Short task: In full and without alteration, repeat the material.

^^^^^^^^

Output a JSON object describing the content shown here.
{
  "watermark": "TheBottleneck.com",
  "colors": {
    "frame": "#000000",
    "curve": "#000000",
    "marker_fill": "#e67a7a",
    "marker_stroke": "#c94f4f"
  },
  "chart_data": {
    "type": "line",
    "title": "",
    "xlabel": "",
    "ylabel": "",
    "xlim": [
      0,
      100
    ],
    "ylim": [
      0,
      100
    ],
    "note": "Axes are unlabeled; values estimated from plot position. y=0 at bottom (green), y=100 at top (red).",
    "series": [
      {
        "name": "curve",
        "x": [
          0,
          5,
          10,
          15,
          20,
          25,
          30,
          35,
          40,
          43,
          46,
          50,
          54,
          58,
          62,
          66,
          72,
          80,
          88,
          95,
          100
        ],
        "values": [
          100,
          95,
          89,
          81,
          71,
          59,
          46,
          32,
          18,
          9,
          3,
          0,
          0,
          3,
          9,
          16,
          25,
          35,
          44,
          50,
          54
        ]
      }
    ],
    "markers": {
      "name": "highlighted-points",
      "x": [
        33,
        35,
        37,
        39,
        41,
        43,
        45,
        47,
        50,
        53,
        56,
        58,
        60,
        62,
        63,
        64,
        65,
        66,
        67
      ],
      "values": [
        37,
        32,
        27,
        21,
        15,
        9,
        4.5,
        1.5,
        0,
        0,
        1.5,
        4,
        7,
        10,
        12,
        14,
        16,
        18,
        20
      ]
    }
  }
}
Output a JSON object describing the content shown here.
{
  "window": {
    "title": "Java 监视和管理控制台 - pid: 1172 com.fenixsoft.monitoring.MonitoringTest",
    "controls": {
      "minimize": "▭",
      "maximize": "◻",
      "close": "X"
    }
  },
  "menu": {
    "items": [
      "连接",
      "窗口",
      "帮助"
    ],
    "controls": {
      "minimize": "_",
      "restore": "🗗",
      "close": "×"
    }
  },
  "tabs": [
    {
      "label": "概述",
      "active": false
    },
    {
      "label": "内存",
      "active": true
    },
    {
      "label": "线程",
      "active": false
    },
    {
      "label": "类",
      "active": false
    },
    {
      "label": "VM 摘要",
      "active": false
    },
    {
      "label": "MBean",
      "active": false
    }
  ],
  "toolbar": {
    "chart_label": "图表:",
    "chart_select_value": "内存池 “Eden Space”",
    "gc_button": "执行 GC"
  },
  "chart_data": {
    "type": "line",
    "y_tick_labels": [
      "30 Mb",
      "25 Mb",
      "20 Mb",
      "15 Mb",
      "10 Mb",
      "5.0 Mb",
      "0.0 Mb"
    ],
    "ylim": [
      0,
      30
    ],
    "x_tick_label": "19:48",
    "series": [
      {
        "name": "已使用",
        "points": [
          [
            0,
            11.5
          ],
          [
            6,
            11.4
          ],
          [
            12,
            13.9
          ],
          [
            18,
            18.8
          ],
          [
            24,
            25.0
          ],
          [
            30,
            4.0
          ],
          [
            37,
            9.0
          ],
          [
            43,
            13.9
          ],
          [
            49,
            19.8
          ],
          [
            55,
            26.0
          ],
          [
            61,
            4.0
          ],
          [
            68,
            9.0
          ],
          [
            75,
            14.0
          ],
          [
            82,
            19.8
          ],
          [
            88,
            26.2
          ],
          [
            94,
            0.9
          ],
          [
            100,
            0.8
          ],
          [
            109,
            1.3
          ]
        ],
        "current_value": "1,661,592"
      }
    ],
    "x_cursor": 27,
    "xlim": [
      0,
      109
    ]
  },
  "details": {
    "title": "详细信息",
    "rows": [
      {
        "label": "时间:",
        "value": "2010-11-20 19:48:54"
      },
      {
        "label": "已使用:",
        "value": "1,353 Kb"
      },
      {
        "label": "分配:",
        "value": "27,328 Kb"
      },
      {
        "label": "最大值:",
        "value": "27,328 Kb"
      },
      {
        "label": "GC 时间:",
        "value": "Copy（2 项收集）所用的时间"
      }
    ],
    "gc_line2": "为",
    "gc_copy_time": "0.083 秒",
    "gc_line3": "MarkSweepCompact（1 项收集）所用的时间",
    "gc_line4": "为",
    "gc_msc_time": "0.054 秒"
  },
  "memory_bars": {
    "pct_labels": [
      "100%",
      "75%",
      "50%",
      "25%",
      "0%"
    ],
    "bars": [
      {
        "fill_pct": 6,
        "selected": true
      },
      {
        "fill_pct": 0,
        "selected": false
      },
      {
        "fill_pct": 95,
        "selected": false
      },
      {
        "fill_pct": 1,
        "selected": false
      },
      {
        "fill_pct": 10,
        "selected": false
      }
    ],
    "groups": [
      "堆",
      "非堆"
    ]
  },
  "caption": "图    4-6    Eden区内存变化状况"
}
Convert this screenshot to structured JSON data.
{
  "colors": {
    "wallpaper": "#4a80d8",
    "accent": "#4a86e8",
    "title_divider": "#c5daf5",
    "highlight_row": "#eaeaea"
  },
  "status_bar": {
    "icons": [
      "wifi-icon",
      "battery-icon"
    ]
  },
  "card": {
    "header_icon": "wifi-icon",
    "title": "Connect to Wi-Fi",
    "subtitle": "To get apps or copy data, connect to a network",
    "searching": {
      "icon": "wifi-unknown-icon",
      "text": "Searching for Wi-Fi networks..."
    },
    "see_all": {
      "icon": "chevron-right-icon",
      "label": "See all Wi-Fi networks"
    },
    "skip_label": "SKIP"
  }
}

^^^^^^^^

Answer to the problem:
Output a JSON object describing the content shown here.
{
  "watermark": "TheBottleneck.com",
  "colors": {
    "frame": "#000000",
    "curve": "#000000",
    "marker_fill": "#e67a7a",
    "marker_stroke": "#c94f4f"
  },
  "chart_data": {
    "type": "line",
    "title": "",
    "xlabel": "",
    "ylabel": "",
    "xlim": [
      0,
      100
    ],
    "ylim": [
      0,
      100
    ],
    "note": "Axes are unlabeled; values estimated from plot position. y=0 at bottom (green), y=100 at top (red).",
    "series": [
      {
        "name": "curve",
        "x": [
          0,
          5,
          10,
          15,
          20,
          25,
          30,
          35,
          40,
          43,
          46,
          50,
          54,
          58,
          62,
          66,
          72,
          80,
          88,
          95,
          100
        ],
        "values": [
          100,
          95,
          89,
          81,
          71,
          59,
          46,
          32,
          18,
          9,
          3,
          0,
          0,
          3,
          9,
          16,
          25,
          35,
          44,
          50,
          54
        ]
      }
    ],
    "markers": {
      "name": "highlighted-points",
      "x": [
        33,
        35,
        37,
        39,
        41,
        43,
        45,
        47,
        50,
        53,
        56,
        58,
        60,
        62,
        63,
        64,
        65,
        66,
        67
      ],
      "values": [
        37,
        32,
        27,
        21,
        15,
        9,
        4.5,
        1.5,
        0,
        0,
        1.5,
        4,
        7,
        10,
        12,
        14,
        16,
        18,
        20
      ]
    }
  }
}
Output a JSON object describing the content shown here.
{
  "window": {
    "title": "Java 监视和管理控制台 - pid: 1172 com.fenixsoft.monitoring.MonitoringTest",
    "controls": {
      "minimize": "▭",
      "maximize": "◻",
      "close": "X"
    }
  },
  "menu": {
    "items": [
      "连接",
      "窗口",
      "帮助"
    ],
    "controls": {
      "minimize": "_",
      "restore": "🗗",
      "close": "×"
    }
  },
  "tabs": [
    {
      "label": "概述",
      "active": false
    },
    {
      "label": "内存",
      "active": true
    },
    {
      "label": "线程",
      "active": false
    },
    {
      "label": "类",
      "active": false
    },
    {
      "label": "VM 摘要",
      "active": false
    },
    {
      "label": "MBean",
      "active": false
    }
  ],
  "toolbar": {
    "chart_label": "图表:",
    "chart_select_value": "内存池 “Eden Space”",
    "gc_button": "执行 GC"
  },
  "chart_data": {
    "type": "line",
    "y_tick_labels": [
      "30 Mb",
      "25 Mb",
      "20 Mb",
      "15 Mb",
      "10 Mb",
      "5.0 Mb",
      "0.0 Mb"
    ],
    "ylim": [
      0,
      30
    ],
    "x_tick_label": "19:48",
    "series": [
      {
        "name": "已使用",
        "points": [
          [
            0,
            11.5
          ],
          [
            6,
            11.4
          ],
          [
            12,
            13.9
          ],
          [
            18,
            18.8
          ],
          [
            24,
            25.0
          ],
          [
            30,
            4.0
          ],
          [
            37,
            9.0
          ],
          [
            43,
            13.9
          ],
          [
            49,
            19.8
          ],
          [
            55,
            26.0
          ],
          [
            61,
            4.0
          ],
          [
            68,
            9.0
          ],
          [
            75,
            14.0
          ],
          [
            82,
            19.8
          ],
          [
            88,
            26.2
          ],
          [
            94,
            0.9
          ],
          [
            100,
            0.8
          ],
          [
            109,
            1.3
          ]
        ],
        "current_value": "1,661,592"
      }
    ],
    "x_cursor": 27,
    "xlim": [
      0,
      109
    ]
  },
  "details": {
    "title": "详细信息",
    "rows": [
      {
        "label": "时间:",
        "value": "2010-11-20 19:48:54"
      },
      {
        "label": "已使用:",
        "value": "1,353 Kb"
      },
      {
        "label": "分配:",
        "value": "27,328 Kb"
      },
      {
        "label": "最大值:",
        "value": "27,328 Kb"
      },
      {
        "label": "GC 时间:",
        "value": "Copy（2 项收集）所用的时间"
      }
    ],
    "gc_line2": "为",
    "gc_copy_time": "0.083 秒",
    "gc_line3": "MarkSweepCompact（1 项收集）所用的时间",
    "gc_line4": "为",
    "gc_msc_time": "0.054 秒"
  },
  "memory_bars": {
    "pct_labels": [
      "100%",
      "75%",
      "50%",
      "25%",
      "0%"
    ],
    "bars": [
      {
        "fill_pct": 6,
        "selected": true
      },
      {
        "fill_pct": 0,
        "selected": false
      },
      {
        "fill_pct": 95,
        "selected": false
      },
      {
        "fill_pct": 1,
        "selected": false
      },
      {
        "fill_pct": 10,
        "selected": false
      }
    ],
    "groups": [
      "堆",
      "非堆"
    ]
  },
  "caption": "图    4-6    Eden区内存变化状况"
}
Convert this screenshot to structured JSON data.
{
  "colors": {
    "wallpaper": "#4a80d8",
    "accent": "#4a86e8",
    "title_divider": "#c5daf5",
    "highlight_row": "#eaeaea"
  },
  "status_bar": {
    "icons": [
      "wifi-icon",
      "battery-icon"
    ]
  },
  "card": {
    "header_icon": "wifi-icon",
    "title": "Connect to Wi-Fi",
    "subtitle": "To get apps or copy data, connect to a network",
    "searching": {
      "icon": "wifi-unknown-icon",
      "text": "Searching for Wi-Fi networks..."
    },
    "see_all": {
      "icon": "chevron-right-icon",
      "label": "See all Wi-Fi networks"
    },
    "skip_label": "SKIP"
  }
}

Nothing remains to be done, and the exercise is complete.